--- START EXERCISE INPUTS ---
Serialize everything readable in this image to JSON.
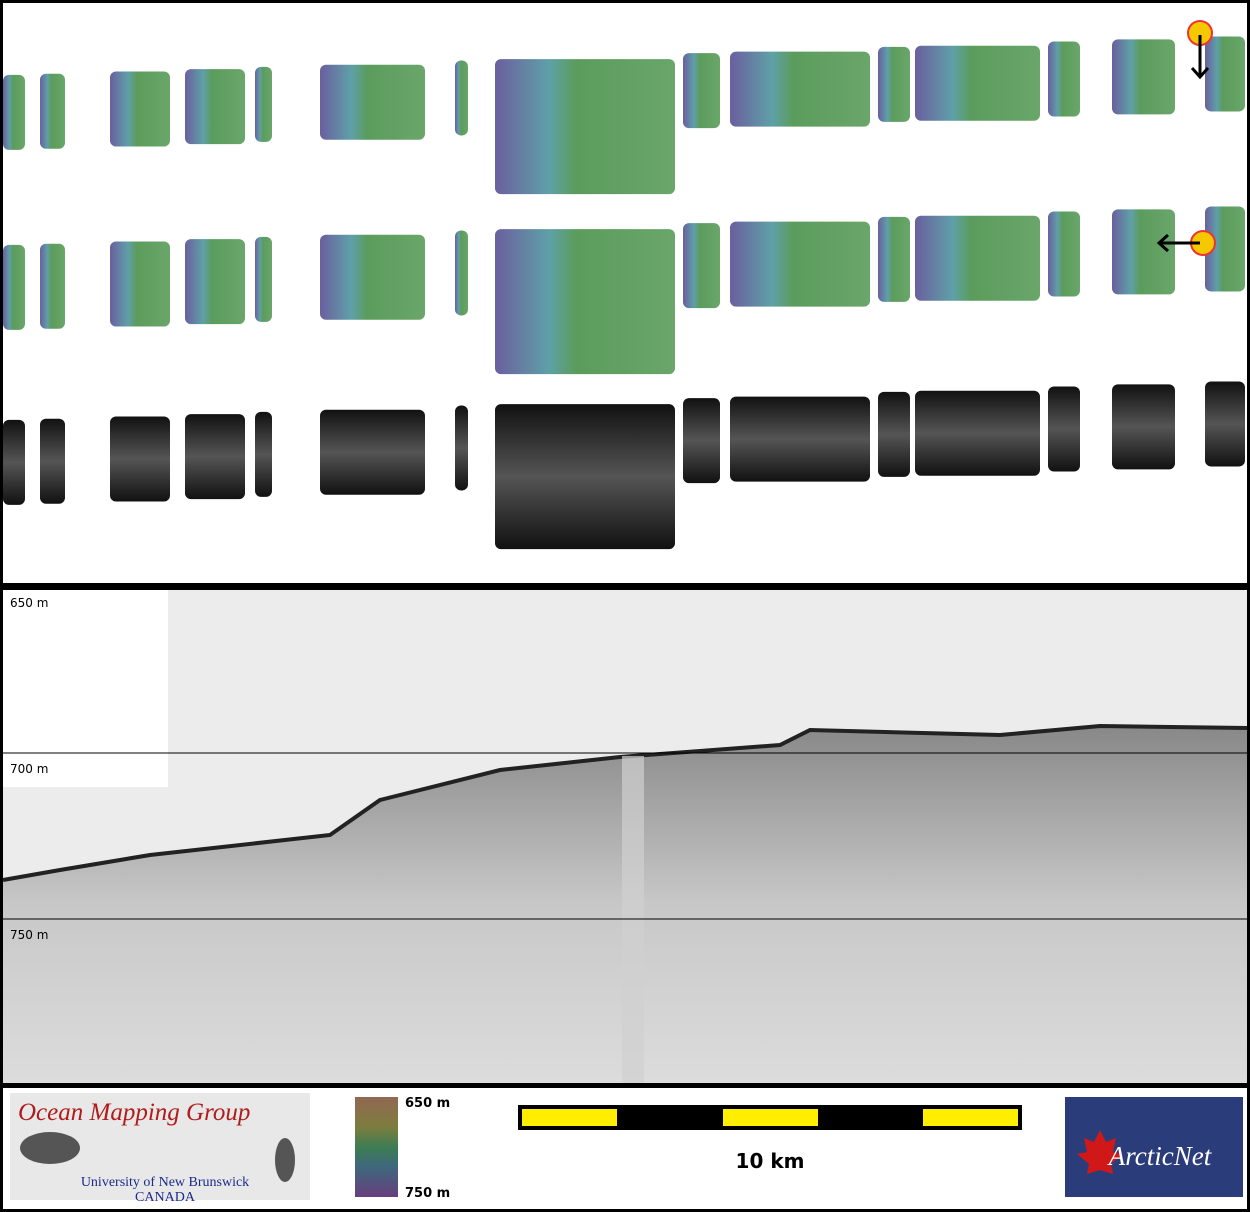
{
  "profile": {
    "depth_labels": [
      "650 m",
      "700 m",
      "750 m"
    ]
  },
  "logos": {
    "omg_title": "Ocean Mapping Group",
    "omg_university": "University of New Brunswick",
    "omg_country": "CANADA",
    "arcticnet": "ArcticNet"
  },
  "colorbar": {
    "top_label": "650 m",
    "bottom_label": "750 m"
  },
  "scalebar": {
    "label": "10 km"
  }
}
--- END EXERCISE INPUTS ---
▶ _EXERCISE_
Give all the lines above again, character for character, without pictures.

▶ _SOLUTION TO THE PROBLEM_
Serialize everything readable in this image to JSON.
{
  "profile": {
    "depth_labels": [
      "650 m",
      "700 m",
      "750 m"
    ]
  },
  "logos": {
    "omg_title": "Ocean Mapping Group",
    "omg_university": "University of New Brunswick",
    "omg_country": "CANADA",
    "arcticnet": "ArcticNet"
  },
  "colorbar": {
    "top_label": "650 m",
    "bottom_label": "750 m"
  },
  "scalebar": {
    "label": "10 km"
  }
}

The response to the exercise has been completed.